Task requirements: Transcribe the lines below verbatim, skipping the images.

(Dataset listings of figures)

◆ ◆ ◆ ◆

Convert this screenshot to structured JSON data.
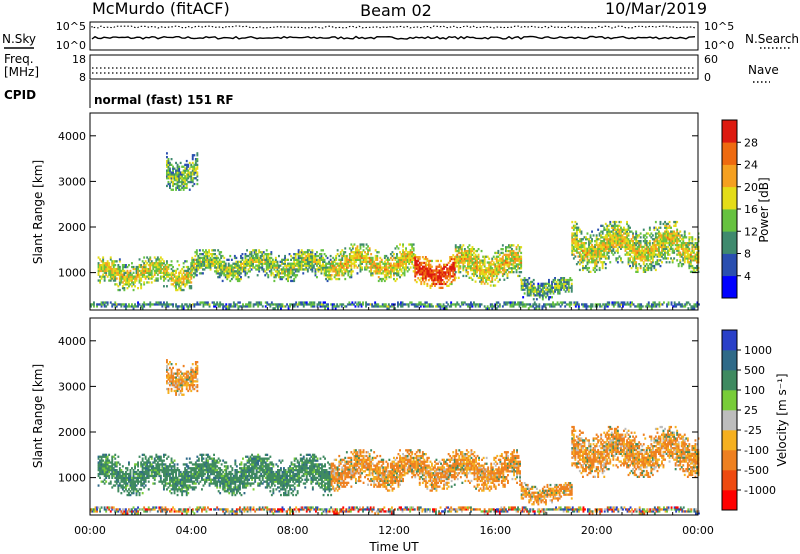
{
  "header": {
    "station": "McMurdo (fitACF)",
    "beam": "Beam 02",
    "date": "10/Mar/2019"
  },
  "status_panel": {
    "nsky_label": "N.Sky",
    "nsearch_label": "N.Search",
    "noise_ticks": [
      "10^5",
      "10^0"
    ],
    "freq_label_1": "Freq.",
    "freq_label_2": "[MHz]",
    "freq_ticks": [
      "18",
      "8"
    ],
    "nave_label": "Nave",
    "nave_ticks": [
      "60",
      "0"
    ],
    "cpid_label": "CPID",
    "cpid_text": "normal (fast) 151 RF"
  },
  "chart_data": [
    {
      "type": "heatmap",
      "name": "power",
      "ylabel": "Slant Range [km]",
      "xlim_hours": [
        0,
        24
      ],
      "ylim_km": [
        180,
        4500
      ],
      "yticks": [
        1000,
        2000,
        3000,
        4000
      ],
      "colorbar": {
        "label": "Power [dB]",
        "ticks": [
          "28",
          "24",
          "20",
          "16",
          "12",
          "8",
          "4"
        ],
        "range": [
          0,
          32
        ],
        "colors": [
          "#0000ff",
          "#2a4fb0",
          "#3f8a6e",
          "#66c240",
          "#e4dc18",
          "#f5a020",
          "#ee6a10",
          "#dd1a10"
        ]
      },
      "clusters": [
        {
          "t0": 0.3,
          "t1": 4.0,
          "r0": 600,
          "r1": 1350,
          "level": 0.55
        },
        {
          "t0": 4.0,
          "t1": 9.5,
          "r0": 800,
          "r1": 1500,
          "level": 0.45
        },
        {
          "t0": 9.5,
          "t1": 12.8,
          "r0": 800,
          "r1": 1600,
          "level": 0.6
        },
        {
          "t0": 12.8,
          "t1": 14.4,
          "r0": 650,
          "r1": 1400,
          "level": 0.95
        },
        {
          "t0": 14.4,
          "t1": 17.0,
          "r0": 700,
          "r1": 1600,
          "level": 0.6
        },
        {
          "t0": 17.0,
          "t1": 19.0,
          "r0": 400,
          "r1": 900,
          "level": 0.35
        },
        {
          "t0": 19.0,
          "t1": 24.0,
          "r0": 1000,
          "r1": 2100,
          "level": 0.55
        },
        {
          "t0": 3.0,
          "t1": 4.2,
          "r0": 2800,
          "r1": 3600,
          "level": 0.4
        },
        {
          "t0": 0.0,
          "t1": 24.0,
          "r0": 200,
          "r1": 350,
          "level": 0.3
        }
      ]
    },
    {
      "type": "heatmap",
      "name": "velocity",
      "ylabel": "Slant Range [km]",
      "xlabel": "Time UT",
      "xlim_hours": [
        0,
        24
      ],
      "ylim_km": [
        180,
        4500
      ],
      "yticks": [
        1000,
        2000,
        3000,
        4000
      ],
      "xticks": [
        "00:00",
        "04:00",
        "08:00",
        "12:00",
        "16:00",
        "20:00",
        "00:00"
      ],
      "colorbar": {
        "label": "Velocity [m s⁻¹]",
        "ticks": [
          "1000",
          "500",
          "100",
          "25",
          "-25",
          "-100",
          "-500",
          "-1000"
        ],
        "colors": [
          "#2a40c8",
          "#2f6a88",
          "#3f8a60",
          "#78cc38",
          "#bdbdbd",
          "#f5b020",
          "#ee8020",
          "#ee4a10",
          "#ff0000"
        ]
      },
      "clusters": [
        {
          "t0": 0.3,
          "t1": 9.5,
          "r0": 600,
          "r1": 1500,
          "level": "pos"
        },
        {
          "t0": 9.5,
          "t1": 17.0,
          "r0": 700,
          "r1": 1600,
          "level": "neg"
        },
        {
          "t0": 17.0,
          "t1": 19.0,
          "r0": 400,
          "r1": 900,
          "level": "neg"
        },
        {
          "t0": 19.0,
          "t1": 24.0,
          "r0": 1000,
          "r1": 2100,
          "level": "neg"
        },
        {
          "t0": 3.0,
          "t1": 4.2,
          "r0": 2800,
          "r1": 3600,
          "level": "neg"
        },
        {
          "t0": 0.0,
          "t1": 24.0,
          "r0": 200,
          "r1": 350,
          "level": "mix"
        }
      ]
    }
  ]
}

◆ ◆ ◆ ◆

Result:
Convert this screenshot to structured JSON data.
{
  "header": {
    "station": "McMurdo (fitACF)",
    "beam": "Beam 02",
    "date": "10/Mar/2019"
  },
  "status_panel": {
    "nsky_label": "N.Sky",
    "nsearch_label": "N.Search",
    "noise_ticks": [
      "10^5",
      "10^0"
    ],
    "freq_label_1": "Freq.",
    "freq_label_2": "[MHz]",
    "freq_ticks": [
      "18",
      "8"
    ],
    "nave_label": "Nave",
    "nave_ticks": [
      "60",
      "0"
    ],
    "cpid_label": "CPID",
    "cpid_text": "normal (fast) 151 RF"
  },
  "chart_data": [
    {
      "type": "heatmap",
      "name": "power",
      "ylabel": "Slant Range [km]",
      "xlim_hours": [
        0,
        24
      ],
      "ylim_km": [
        180,
        4500
      ],
      "yticks": [
        1000,
        2000,
        3000,
        4000
      ],
      "colorbar": {
        "label": "Power [dB]",
        "ticks": [
          "28",
          "24",
          "20",
          "16",
          "12",
          "8",
          "4"
        ],
        "range": [
          0,
          32
        ],
        "colors": [
          "#0000ff",
          "#2a4fb0",
          "#3f8a6e",
          "#66c240",
          "#e4dc18",
          "#f5a020",
          "#ee6a10",
          "#dd1a10"
        ]
      },
      "clusters": [
        {
          "t0": 0.3,
          "t1": 4.0,
          "r0": 600,
          "r1": 1350,
          "level": 0.55
        },
        {
          "t0": 4.0,
          "t1": 9.5,
          "r0": 800,
          "r1": 1500,
          "level": 0.45
        },
        {
          "t0": 9.5,
          "t1": 12.8,
          "r0": 800,
          "r1": 1600,
          "level": 0.6
        },
        {
          "t0": 12.8,
          "t1": 14.4,
          "r0": 650,
          "r1": 1400,
          "level": 0.95
        },
        {
          "t0": 14.4,
          "t1": 17.0,
          "r0": 700,
          "r1": 1600,
          "level": 0.6
        },
        {
          "t0": 17.0,
          "t1": 19.0,
          "r0": 400,
          "r1": 900,
          "level": 0.35
        },
        {
          "t0": 19.0,
          "t1": 24.0,
          "r0": 1000,
          "r1": 2100,
          "level": 0.55
        },
        {
          "t0": 3.0,
          "t1": 4.2,
          "r0": 2800,
          "r1": 3600,
          "level": 0.4
        },
        {
          "t0": 0.0,
          "t1": 24.0,
          "r0": 200,
          "r1": 350,
          "level": 0.3
        }
      ]
    },
    {
      "type": "heatmap",
      "name": "velocity",
      "ylabel": "Slant Range [km]",
      "xlabel": "Time UT",
      "xlim_hours": [
        0,
        24
      ],
      "ylim_km": [
        180,
        4500
      ],
      "yticks": [
        1000,
        2000,
        3000,
        4000
      ],
      "xticks": [
        "00:00",
        "04:00",
        "08:00",
        "12:00",
        "16:00",
        "20:00",
        "00:00"
      ],
      "colorbar": {
        "label": "Velocity [m s⁻¹]",
        "ticks": [
          "1000",
          "500",
          "100",
          "25",
          "-25",
          "-100",
          "-500",
          "-1000"
        ],
        "colors": [
          "#2a40c8",
          "#2f6a88",
          "#3f8a60",
          "#78cc38",
          "#bdbdbd",
          "#f5b020",
          "#ee8020",
          "#ee4a10",
          "#ff0000"
        ]
      },
      "clusters": [
        {
          "t0": 0.3,
          "t1": 9.5,
          "r0": 600,
          "r1": 1500,
          "level": "pos"
        },
        {
          "t0": 9.5,
          "t1": 17.0,
          "r0": 700,
          "r1": 1600,
          "level": "neg"
        },
        {
          "t0": 17.0,
          "t1": 19.0,
          "r0": 400,
          "r1": 900,
          "level": "neg"
        },
        {
          "t0": 19.0,
          "t1": 24.0,
          "r0": 1000,
          "r1": 2100,
          "level": "neg"
        },
        {
          "t0": 3.0,
          "t1": 4.2,
          "r0": 2800,
          "r1": 3600,
          "level": "neg"
        },
        {
          "t0": 0.0,
          "t1": 24.0,
          "r0": 200,
          "r1": 350,
          "level": "mix"
        }
      ]
    }
  ]
}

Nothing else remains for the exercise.